(Saved data entries)
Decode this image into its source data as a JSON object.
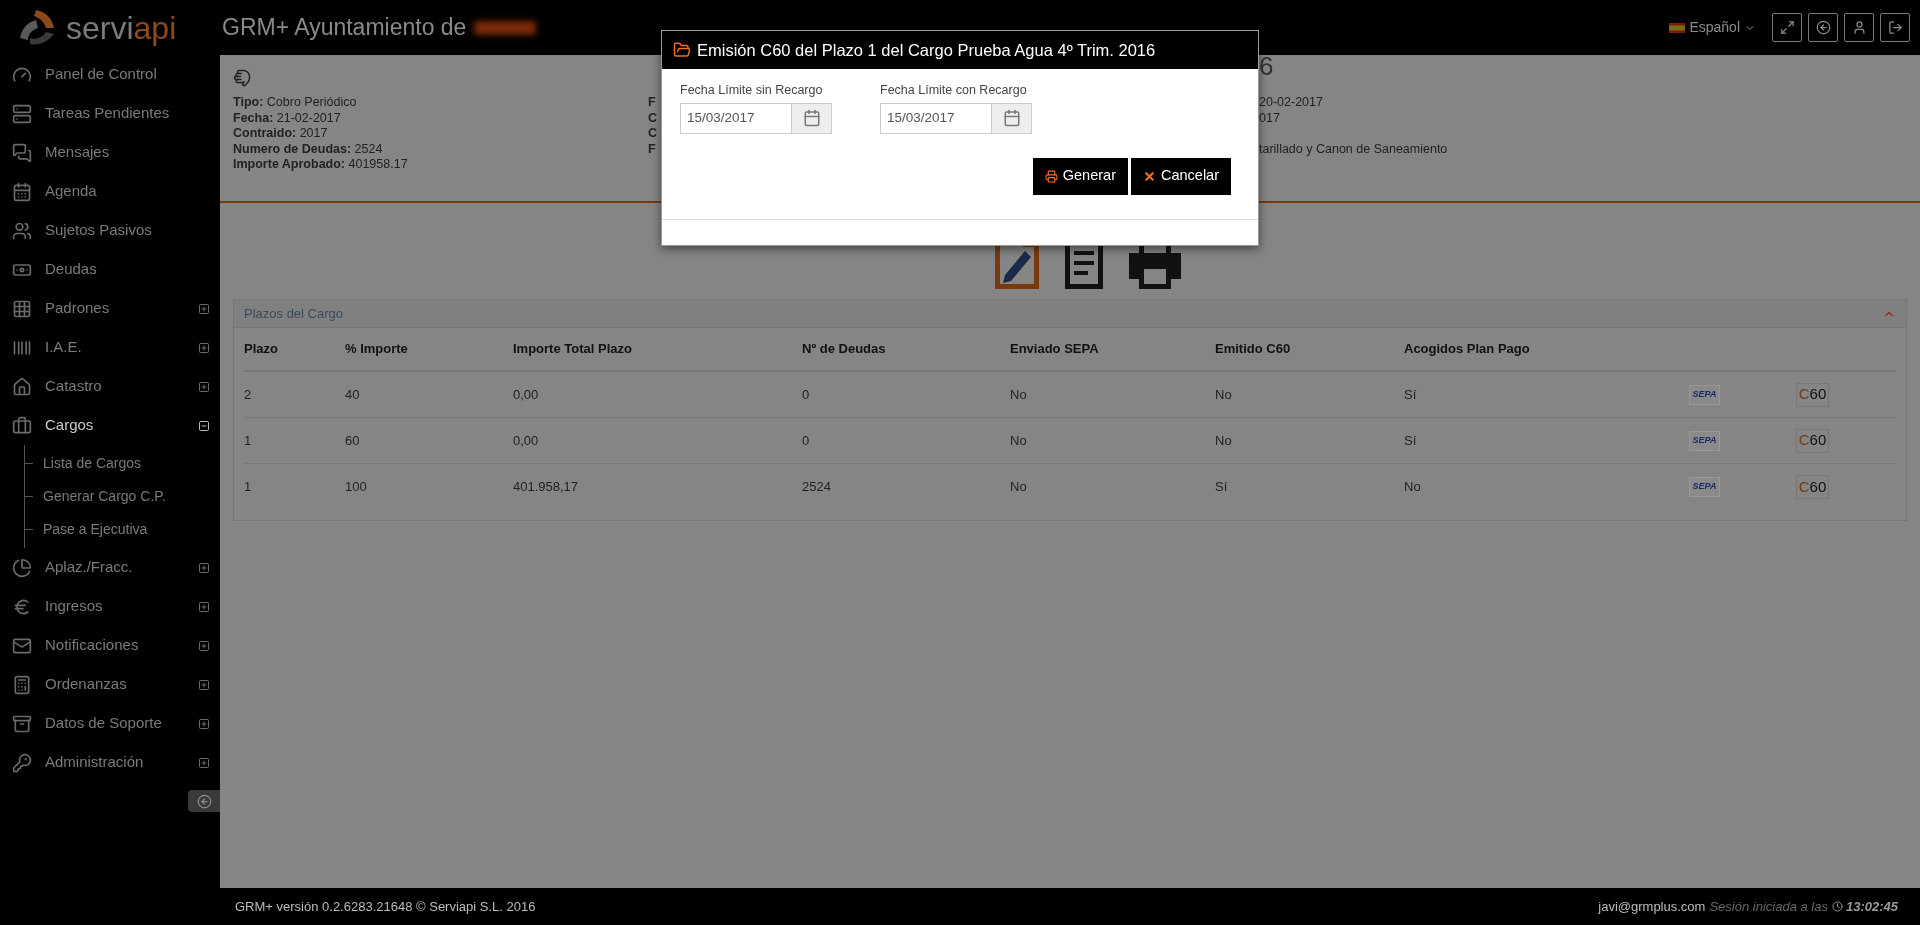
{
  "brand": {
    "part1": "servi",
    "part2": "api"
  },
  "header": {
    "title": "GRM+ Ayuntamiento de",
    "language": "Español"
  },
  "sidebar": {
    "items": [
      {
        "label": "Panel de Control",
        "active": false
      },
      {
        "label": "Tareas Pendientes",
        "active": false
      },
      {
        "label": "Mensajes",
        "active": false
      },
      {
        "label": "Agenda",
        "active": false
      },
      {
        "label": "Sujetos Pasivos",
        "active": false
      },
      {
        "label": "Deudas",
        "active": false
      },
      {
        "label": "Padrones",
        "active": false,
        "expanded": false
      },
      {
        "label": "I.A.E.",
        "active": false,
        "expanded": false
      },
      {
        "label": "Catastro",
        "active": false,
        "expanded": false
      },
      {
        "label": "Cargos",
        "active": true,
        "expanded": true,
        "children": [
          {
            "label": "Lista de Cargos"
          },
          {
            "label": "Generar Cargo C.P."
          },
          {
            "label": "Pase a Ejecutiva"
          }
        ]
      },
      {
        "label": "Aplaz./Fracc.",
        "active": false,
        "expanded": false
      },
      {
        "label": "Ingresos",
        "active": false,
        "expanded": false
      },
      {
        "label": "Notificaciones",
        "active": false,
        "expanded": false
      },
      {
        "label": "Ordenanzas",
        "active": false,
        "expanded": false
      },
      {
        "label": "Datos de Soporte",
        "active": false,
        "expanded": false
      },
      {
        "label": "Administración",
        "active": false,
        "expanded": false
      }
    ]
  },
  "info": {
    "left": [
      {
        "label": "Tipo:",
        "value": "Cobro Periódico"
      },
      {
        "label": "Fecha:",
        "value": "21-02-2017"
      },
      {
        "label": "Contraido:",
        "value": "2017"
      },
      {
        "label": "Numero de Deudas:",
        "value": "2524"
      },
      {
        "label": "Importe Aprobado:",
        "value": "401958.17"
      }
    ],
    "middle_fragments": [
      "F",
      "C",
      "C",
      "F"
    ],
    "heading_fragment": "6",
    "right_fragments": [
      "20-02-2017",
      "017",
      "tarillado y Canon de Saneamiento"
    ]
  },
  "plazos": {
    "title": "Plazos del Cargo",
    "columns": [
      "Plazo",
      "% Importe",
      "Importe Total Plazo",
      "Nº de Deudas",
      "Enviado SEPA",
      "Emitido C60",
      "Acogidos Plan Pago"
    ],
    "rows": [
      {
        "cells": [
          "2",
          "40",
          "0,00",
          "0",
          "No",
          "No",
          "Sí"
        ],
        "actions": [
          "SEPA",
          "C60"
        ]
      },
      {
        "cells": [
          "1",
          "60",
          "0,00",
          "0",
          "No",
          "No",
          "Sí"
        ],
        "actions": [
          "SEPA",
          "C60"
        ]
      },
      {
        "cells": [
          "1",
          "100",
          "401.958,17",
          "2524",
          "No",
          "Sí",
          "No"
        ],
        "actions": [
          "SEPA",
          "C60"
        ]
      }
    ]
  },
  "modal": {
    "title": "Emisión C60 del Plazo 1 del Cargo Prueba Agua 4º Trim. 2016",
    "fields": [
      {
        "label": "Fecha Límite sin Recargo",
        "value": "15/03/2017"
      },
      {
        "label": "Fecha Límite con Recargo",
        "value": "15/03/2017"
      }
    ],
    "buttons": [
      {
        "label": "Generar",
        "kind": "print"
      },
      {
        "label": "Cancelar",
        "kind": "cancel"
      }
    ]
  },
  "footer": {
    "version": "GRM+ versión 0.2.6283.21648 © Serviapi S.L. 2016",
    "email": "javi@grmplus.com",
    "session_label": "Sesión iniciada a las",
    "time": "13:02:45"
  }
}
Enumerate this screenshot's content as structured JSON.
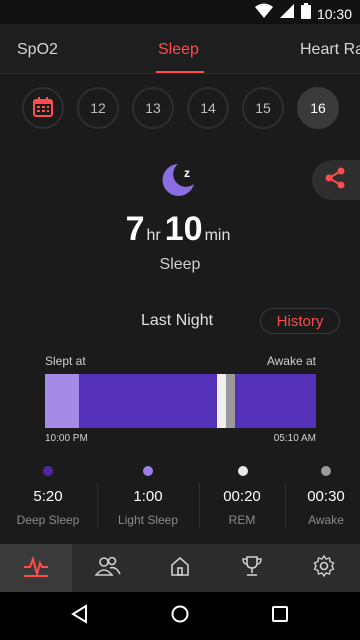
{
  "status_bar": {
    "time": "10:30"
  },
  "tabs": [
    {
      "label": "SpO2"
    },
    {
      "label": "Sleep"
    },
    {
      "label": "Heart Ra"
    }
  ],
  "days": [
    "12",
    "13",
    "14",
    "15",
    "16"
  ],
  "selected_day": "16",
  "summary": {
    "hours": "7",
    "hours_unit": "hr",
    "minutes": "10",
    "minutes_unit": "min",
    "label": "Sleep"
  },
  "range": {
    "label": "Last Night",
    "history_label": "History"
  },
  "timeline": {
    "slept_label": "Slept at",
    "awake_label": "Awake at",
    "start_time": "10:00 PM",
    "end_time": "05:10 AM"
  },
  "stats": [
    {
      "value": "5:20",
      "label": "Deep Sleep",
      "color": "#4b2aa0"
    },
    {
      "value": "1:00",
      "label": "Light Sleep",
      "color": "#9d80e6"
    },
    {
      "value": "00:20",
      "label": "REM",
      "color": "#e9e9e9"
    },
    {
      "value": "00:30",
      "label": "Awake",
      "color": "#9a9a9a"
    }
  ],
  "colors": {
    "accent": "#ff4c4c",
    "deep": "#5530b8",
    "light": "#a58be6",
    "rem": "#f0f0f0",
    "awake": "#9a9a9a"
  }
}
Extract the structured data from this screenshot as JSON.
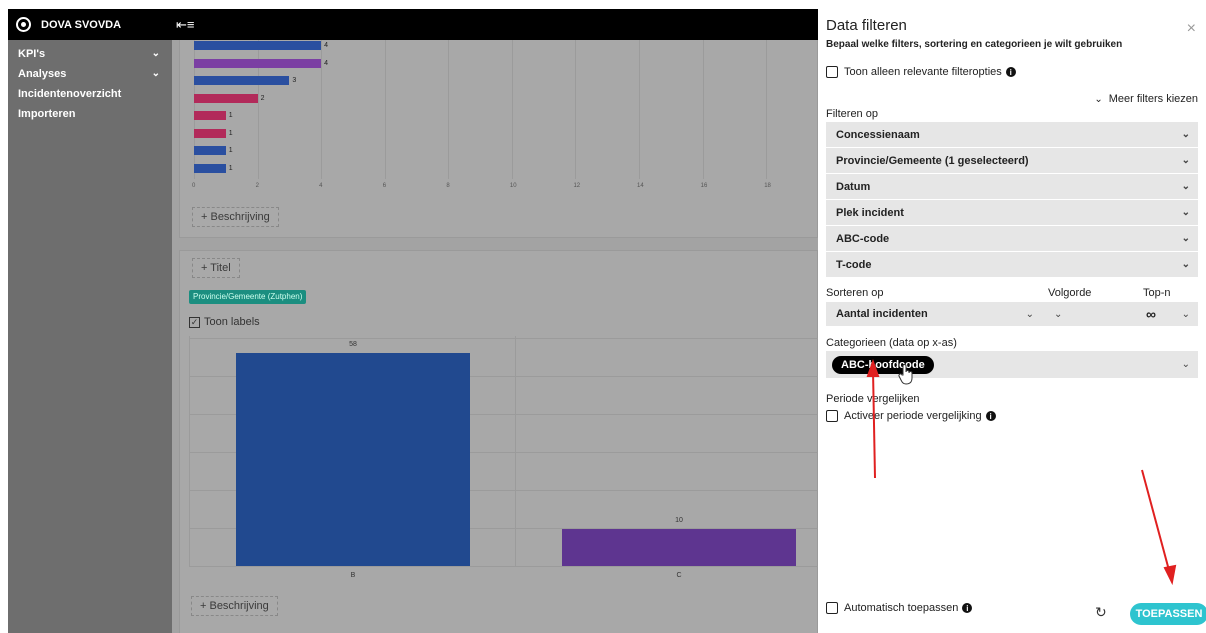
{
  "app": {
    "brand": "DOVA SVOVDA",
    "menu_toggle": "⇤≡"
  },
  "sidebar": {
    "items": [
      {
        "label": "KPI's",
        "has_chevron": true
      },
      {
        "label": "Analyses",
        "has_chevron": true
      },
      {
        "label": "Incidentenoverzicht",
        "has_chevron": false
      },
      {
        "label": "Importeren",
        "has_chevron": false
      }
    ],
    "chevron": "⌄"
  },
  "chart_data": [
    {
      "type": "bar",
      "orientation": "horizontal",
      "values": [
        4,
        4,
        3,
        2,
        1,
        1,
        1,
        1
      ],
      "bar_colors": [
        "#2a4fa0",
        "#7b3fa3",
        "#2a4fa0",
        "#b22a5a",
        "#b22a5a",
        "#b22a5a",
        "#2a4fa0",
        "#2a4fa0"
      ],
      "x_ticks": [
        "0",
        "2",
        "4",
        "6",
        "8",
        "10",
        "12",
        "14",
        "16",
        "18"
      ],
      "xlim": [
        0,
        19
      ]
    },
    {
      "type": "bar",
      "categories": [
        "B",
        "C"
      ],
      "values": [
        58,
        10
      ],
      "bar_colors": [
        "#21498f",
        "#5e3590"
      ],
      "ylim": [
        0,
        62
      ]
    }
  ],
  "main": {
    "add_description": "+ Beschrijving",
    "add_title": "+ Titel",
    "filter_tag": "Provincie/Gemeente (Zutphen)",
    "show_labels": "Toon labels"
  },
  "panel": {
    "title": "Data filteren",
    "subtitle": "Bepaal welke filters, sortering en categorieen je wilt gebruiken",
    "close": "×",
    "relevant_only": "Toon alleen relevante filteropties",
    "more_filters": "Meer filters kiezen",
    "filter_by": "Filteren op",
    "filters": [
      "Concessienaam",
      "Provincie/Gemeente (1 geselecteerd)",
      "Datum",
      "Plek incident",
      "ABC-code",
      "T-code"
    ],
    "sort_by": "Sorteren op",
    "order_label": "Volgorde",
    "topn_label": "Top-n",
    "sort_value": "Aantal incidenten",
    "topn_value": "∞",
    "categories_label": "Categorieen (data op x-as)",
    "category_pill": "ABC-hoofdcode",
    "compare_period": "Periode vergelijken",
    "activate_compare": "Activeer periode vergelijking",
    "auto_apply": "Automatisch toepassen",
    "apply": "TOEPASSEN",
    "refresh_icon": "↻",
    "info_icon": "i",
    "chevron": "⌄"
  },
  "colors": {
    "accent": "#2ec4cf",
    "topbar": "#000000",
    "sidebar": "#6e6e6e",
    "arrow": "#e02020"
  }
}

▸ GOAL
Check each line in the listing above for the string "structured", then report how many lines contain it, with no other text.

▸ COMPLETE RESPONSE
2